--- begin ---
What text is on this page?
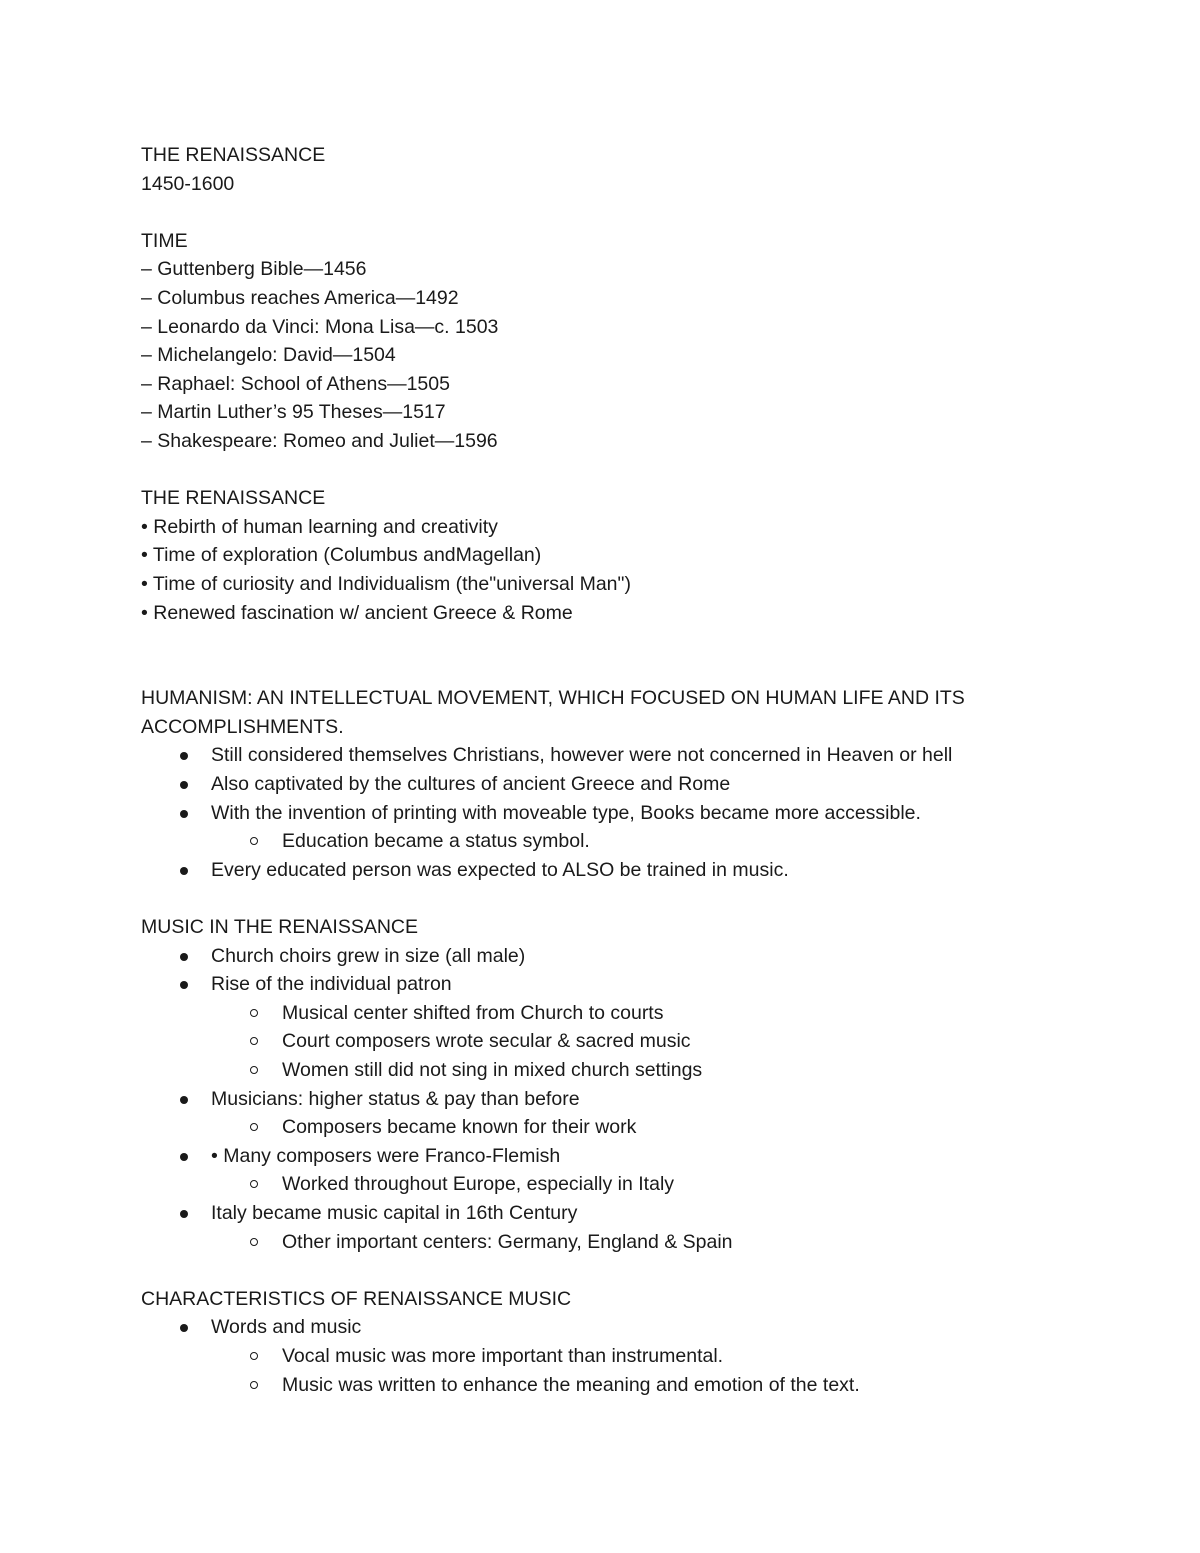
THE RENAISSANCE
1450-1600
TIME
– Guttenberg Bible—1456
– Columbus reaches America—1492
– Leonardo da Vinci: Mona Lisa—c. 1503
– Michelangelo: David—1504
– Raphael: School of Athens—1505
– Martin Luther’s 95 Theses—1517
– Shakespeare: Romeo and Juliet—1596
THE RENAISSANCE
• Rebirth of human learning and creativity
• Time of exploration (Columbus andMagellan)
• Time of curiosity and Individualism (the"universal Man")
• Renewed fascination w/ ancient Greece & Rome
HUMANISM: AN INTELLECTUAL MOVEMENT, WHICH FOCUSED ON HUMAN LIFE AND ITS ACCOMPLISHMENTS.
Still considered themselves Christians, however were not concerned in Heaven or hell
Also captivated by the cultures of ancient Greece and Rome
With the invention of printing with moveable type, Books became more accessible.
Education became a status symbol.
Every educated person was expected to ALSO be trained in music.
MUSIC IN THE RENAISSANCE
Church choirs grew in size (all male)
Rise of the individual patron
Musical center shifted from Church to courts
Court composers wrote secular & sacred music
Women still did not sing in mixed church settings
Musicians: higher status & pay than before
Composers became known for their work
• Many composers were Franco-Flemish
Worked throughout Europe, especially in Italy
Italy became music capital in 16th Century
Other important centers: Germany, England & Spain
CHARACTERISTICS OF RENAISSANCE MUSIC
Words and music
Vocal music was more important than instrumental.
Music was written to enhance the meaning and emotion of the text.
--- end ---
• _INSTRUCTIONS FOR THE TASK_:
From the listing above, pick out every line containing "than".

• _THE REPLY_:
Musicians: higher status & pay than before
Vocal music was more important than instrumental.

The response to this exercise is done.